Given instruction:
Copy out every record below with complete accuracy.

>>>

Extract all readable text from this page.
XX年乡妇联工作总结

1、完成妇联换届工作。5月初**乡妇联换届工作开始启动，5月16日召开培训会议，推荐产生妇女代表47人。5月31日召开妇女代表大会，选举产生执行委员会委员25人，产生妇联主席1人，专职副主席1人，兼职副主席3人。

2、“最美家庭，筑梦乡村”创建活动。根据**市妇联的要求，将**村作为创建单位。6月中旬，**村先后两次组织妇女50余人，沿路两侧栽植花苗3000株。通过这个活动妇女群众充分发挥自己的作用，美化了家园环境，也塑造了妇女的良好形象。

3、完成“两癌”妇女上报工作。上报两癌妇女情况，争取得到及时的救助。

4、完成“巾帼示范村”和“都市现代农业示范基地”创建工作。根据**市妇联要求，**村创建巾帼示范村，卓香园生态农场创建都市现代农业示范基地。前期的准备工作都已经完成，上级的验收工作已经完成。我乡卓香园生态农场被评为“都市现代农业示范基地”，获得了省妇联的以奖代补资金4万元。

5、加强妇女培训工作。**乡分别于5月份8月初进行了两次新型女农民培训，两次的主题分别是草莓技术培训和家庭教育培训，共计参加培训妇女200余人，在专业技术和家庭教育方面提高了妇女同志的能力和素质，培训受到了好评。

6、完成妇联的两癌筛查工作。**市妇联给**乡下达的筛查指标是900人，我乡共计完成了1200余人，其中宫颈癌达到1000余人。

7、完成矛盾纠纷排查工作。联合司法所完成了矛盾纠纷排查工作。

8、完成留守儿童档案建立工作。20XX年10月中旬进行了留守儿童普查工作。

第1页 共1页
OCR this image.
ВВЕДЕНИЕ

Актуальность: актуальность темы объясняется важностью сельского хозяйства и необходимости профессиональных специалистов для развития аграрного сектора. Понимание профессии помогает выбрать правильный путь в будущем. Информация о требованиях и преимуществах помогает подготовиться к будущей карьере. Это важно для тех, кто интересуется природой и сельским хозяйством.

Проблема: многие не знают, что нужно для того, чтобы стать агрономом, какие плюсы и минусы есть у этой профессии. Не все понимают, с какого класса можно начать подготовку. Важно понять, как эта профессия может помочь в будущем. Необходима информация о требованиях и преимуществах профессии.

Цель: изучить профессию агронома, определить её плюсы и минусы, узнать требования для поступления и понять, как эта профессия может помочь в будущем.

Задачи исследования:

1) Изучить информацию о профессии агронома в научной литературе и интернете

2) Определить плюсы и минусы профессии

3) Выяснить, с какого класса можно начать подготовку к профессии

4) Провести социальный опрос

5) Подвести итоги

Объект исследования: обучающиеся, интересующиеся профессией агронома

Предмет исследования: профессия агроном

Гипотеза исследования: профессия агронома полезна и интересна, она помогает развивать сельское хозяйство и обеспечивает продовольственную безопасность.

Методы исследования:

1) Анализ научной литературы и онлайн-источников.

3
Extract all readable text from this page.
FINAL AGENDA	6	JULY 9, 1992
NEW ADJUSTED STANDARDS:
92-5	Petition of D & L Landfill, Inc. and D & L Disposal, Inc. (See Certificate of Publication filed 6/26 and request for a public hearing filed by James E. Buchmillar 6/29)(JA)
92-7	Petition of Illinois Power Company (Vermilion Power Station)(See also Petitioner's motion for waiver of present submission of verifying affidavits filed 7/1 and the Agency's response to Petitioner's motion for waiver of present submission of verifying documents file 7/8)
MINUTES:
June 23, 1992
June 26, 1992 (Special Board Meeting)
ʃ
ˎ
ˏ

<<<

Task solution:
Extract all readable text from this page.
XX年乡妇联工作总结

1、完成妇联换届工作。5月初**乡妇联换届工作开始启动，5月16日召开培训会议，推荐产生妇女代表47人。5月31日召开妇女代表大会，选举产生执行委员会委员25人，产生妇联主席1人，专职副主席1人，兼职副主席3人。

2、“最美家庭，筑梦乡村”创建活动。根据**市妇联的要求，将**村作为创建单位。6月中旬，**村先后两次组织妇女50余人，沿路两侧栽植花苗3000株。通过这个活动妇女群众充分发挥自己的作用，美化了家园环境，也塑造了妇女的良好形象。

3、完成“两癌”妇女上报工作。上报两癌妇女情况，争取得到及时的救助。

4、完成“巾帼示范村”和“都市现代农业示范基地”创建工作。根据**市妇联要求，**村创建巾帼示范村，卓香园生态农场创建都市现代农业示范基地。前期的准备工作都已经完成，上级的验收工作已经完成。我乡卓香园生态农场被评为“都市现代农业示范基地”，获得了省妇联的以奖代补资金4万元。

5、加强妇女培训工作。**乡分别于5月份8月初进行了两次新型女农民培训，两次的主题分别是草莓技术培训和家庭教育培训，共计参加培训妇女200余人，在专业技术和家庭教育方面提高了妇女同志的能力和素质，培训受到了好评。

6、完成妇联的两癌筛查工作。**市妇联给**乡下达的筛查指标是900人，我乡共计完成了1200余人，其中宫颈癌达到1000余人。

7、完成矛盾纠纷排查工作。联合司法所完成了矛盾纠纷排查工作。

8、完成留守儿童档案建立工作。20XX年10月中旬进行了留守儿童普查工作。

第1页 共1页
OCR this image.
ВВЕДЕНИЕ

Актуальность: актуальность темы объясняется важностью сельского хозяйства и необходимости профессиональных специалистов для развития аграрного сектора. Понимание профессии помогает выбрать правильный путь в будущем. Информация о требованиях и преимуществах помогает подготовиться к будущей карьере. Это важно для тех, кто интересуется природой и сельским хозяйством.

Проблема: многие не знают, что нужно для того, чтобы стать агрономом, какие плюсы и минусы есть у этой профессии. Не все понимают, с какого класса можно начать подготовку. Важно понять, как эта профессия может помочь в будущем. Необходима информация о требованиях и преимуществах профессии.

Цель: изучить профессию агронома, определить её плюсы и минусы, узнать требования для поступления и понять, как эта профессия может помочь в будущем.

Задачи исследования:

1) Изучить информацию о профессии агронома в научной литературе и интернете

2) Определить плюсы и минусы профессии

3) Выяснить, с какого класса можно начать подготовку к профессии

4) Провести социальный опрос

5) Подвести итоги

Объект исследования: обучающиеся, интересующиеся профессией агронома

Предмет исследования: профессия агроном

Гипотеза исследования: профессия агронома полезна и интересна, она помогает развивать сельское хозяйство и обеспечивает продовольственную безопасность.

Методы исследования:

1) Анализ научной литературы и онлайн-источников.

3
Extract all readable text from this page.
FINAL AGENDA	6	JULY 9, 1992
NEW ADJUSTED STANDARDS:
92-5	Petition of D & L Landfill, Inc. and D & L Disposal, Inc. (See Certificate of Publication filed 6/26 and request for a public hearing filed by James E. Buchmillar 6/29)(JA)
92-7	Petition of Illinois Power Company (Vermilion Power Station)(See also Petitioner's motion for waiver of present submission of verifying affidavits filed 7/1 and the Agency's response to Petitioner's motion for waiver of present submission of verifying documents file 7/8)
MINUTES:
June 23, 1992
June 26, 1992 (Special Board Meeting)
ʃ
ˎ
ˏ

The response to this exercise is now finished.